Restate every line of the material, word for word.
——
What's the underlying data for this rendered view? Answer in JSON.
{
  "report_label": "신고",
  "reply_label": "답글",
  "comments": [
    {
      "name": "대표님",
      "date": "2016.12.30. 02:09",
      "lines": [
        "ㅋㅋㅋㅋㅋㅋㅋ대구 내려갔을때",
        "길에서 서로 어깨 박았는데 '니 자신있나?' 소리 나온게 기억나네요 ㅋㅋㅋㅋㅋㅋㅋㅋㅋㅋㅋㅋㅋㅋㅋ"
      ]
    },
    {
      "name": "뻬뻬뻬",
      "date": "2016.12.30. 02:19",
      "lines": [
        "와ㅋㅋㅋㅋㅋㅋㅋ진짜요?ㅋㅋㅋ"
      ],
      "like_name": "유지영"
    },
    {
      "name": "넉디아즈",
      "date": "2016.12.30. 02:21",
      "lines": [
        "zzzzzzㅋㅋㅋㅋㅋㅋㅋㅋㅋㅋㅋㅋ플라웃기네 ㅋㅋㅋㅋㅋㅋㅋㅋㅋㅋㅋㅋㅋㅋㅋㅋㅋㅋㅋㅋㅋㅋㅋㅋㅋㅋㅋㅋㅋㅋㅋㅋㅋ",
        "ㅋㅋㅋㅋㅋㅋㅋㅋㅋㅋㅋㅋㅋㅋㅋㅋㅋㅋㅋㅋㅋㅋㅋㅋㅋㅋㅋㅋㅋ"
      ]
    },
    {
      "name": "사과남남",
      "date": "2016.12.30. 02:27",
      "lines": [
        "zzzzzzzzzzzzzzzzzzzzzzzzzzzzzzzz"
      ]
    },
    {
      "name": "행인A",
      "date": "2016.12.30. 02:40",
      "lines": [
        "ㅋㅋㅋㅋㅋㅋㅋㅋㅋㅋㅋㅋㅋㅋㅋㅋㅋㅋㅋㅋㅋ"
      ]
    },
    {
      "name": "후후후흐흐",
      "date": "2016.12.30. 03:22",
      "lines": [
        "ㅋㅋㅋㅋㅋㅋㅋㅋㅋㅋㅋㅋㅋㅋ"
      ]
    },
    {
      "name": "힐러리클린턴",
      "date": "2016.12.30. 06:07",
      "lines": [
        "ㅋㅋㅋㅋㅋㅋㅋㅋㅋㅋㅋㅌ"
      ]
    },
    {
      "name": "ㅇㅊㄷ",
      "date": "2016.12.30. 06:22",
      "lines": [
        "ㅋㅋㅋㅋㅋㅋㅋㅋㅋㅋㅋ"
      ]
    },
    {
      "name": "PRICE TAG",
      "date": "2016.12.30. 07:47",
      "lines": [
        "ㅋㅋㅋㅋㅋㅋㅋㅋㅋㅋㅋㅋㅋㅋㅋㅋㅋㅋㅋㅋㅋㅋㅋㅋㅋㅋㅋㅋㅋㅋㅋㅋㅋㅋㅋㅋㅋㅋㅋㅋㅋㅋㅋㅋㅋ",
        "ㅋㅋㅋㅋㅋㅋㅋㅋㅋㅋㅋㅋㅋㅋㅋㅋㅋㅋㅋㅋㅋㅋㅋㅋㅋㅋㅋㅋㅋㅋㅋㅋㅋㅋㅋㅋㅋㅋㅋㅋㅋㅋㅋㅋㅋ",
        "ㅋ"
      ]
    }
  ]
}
——
Response to the exercise:
What's the underlying data for this rendered view? Answer in JSON.
{
  "report_label": "신고",
  "reply_label": "답글",
  "comments": [
    {
      "name": "대표님",
      "date": "2016.12.30. 02:09",
      "lines": [
        "ㅋㅋㅋㅋㅋㅋㅋ대구 내려갔을때",
        "길에서 서로 어깨 박았는데 '니 자신있나?' 소리 나온게 기억나네요 ㅋㅋㅋㅋㅋㅋㅋㅋㅋㅋㅋㅋㅋㅋㅋ"
      ]
    },
    {
      "name": "뻬뻬뻬",
      "date": "2016.12.30. 02:19",
      "lines": [
        "와ㅋㅋㅋㅋㅋㅋㅋ진짜요?ㅋㅋㅋ"
      ],
      "like_name": "유지영"
    },
    {
      "name": "넉디아즈",
      "date": "2016.12.30. 02:21",
      "lines": [
        "zzzzzzㅋㅋㅋㅋㅋㅋㅋㅋㅋㅋㅋㅋ플라웃기네 ㅋㅋㅋㅋㅋㅋㅋㅋㅋㅋㅋㅋㅋㅋㅋㅋㅋㅋㅋㅋㅋㅋㅋㅋㅋㅋㅋㅋㅋㅋㅋㅋㅋ",
        "ㅋㅋㅋㅋㅋㅋㅋㅋㅋㅋㅋㅋㅋㅋㅋㅋㅋㅋㅋㅋㅋㅋㅋㅋㅋㅋㅋㅋㅋ"
      ]
    },
    {
      "name": "사과남남",
      "date": "2016.12.30. 02:27",
      "lines": [
        "zzzzzzzzzzzzzzzzzzzzzzzzzzzzzzzz"
      ]
    },
    {
      "name": "행인A",
      "date": "2016.12.30. 02:40",
      "lines": [
        "ㅋㅋㅋㅋㅋㅋㅋㅋㅋㅋㅋㅋㅋㅋㅋㅋㅋㅋㅋㅋㅋ"
      ]
    },
    {
      "name": "후후후흐흐",
      "date": "2016.12.30. 03:22",
      "lines": [
        "ㅋㅋㅋㅋㅋㅋㅋㅋㅋㅋㅋㅋㅋㅋ"
      ]
    },
    {
      "name": "힐러리클린턴",
      "date": "2016.12.30. 06:07",
      "lines": [
        "ㅋㅋㅋㅋㅋㅋㅋㅋㅋㅋㅋㅌ"
      ]
    },
    {
      "name": "ㅇㅊㄷ",
      "date": "2016.12.30. 06:22",
      "lines": [
        "ㅋㅋㅋㅋㅋㅋㅋㅋㅋㅋㅋ"
      ]
    },
    {
      "name": "PRICE TAG",
      "date": "2016.12.30. 07:47",
      "lines": [
        "ㅋㅋㅋㅋㅋㅋㅋㅋㅋㅋㅋㅋㅋㅋㅋㅋㅋㅋㅋㅋㅋㅋㅋㅋㅋㅋㅋㅋㅋㅋㅋㅋㅋㅋㅋㅋㅋㅋㅋㅋㅋㅋㅋㅋㅋ",
        "ㅋㅋㅋㅋㅋㅋㅋㅋㅋㅋㅋㅋㅋㅋㅋㅋㅋㅋㅋㅋㅋㅋㅋㅋㅋㅋㅋㅋㅋㅋㅋㅋㅋㅋㅋㅋㅋㅋㅋㅋㅋㅋㅋㅋㅋ",
        "ㅋ"
      ]
    }
  ]
}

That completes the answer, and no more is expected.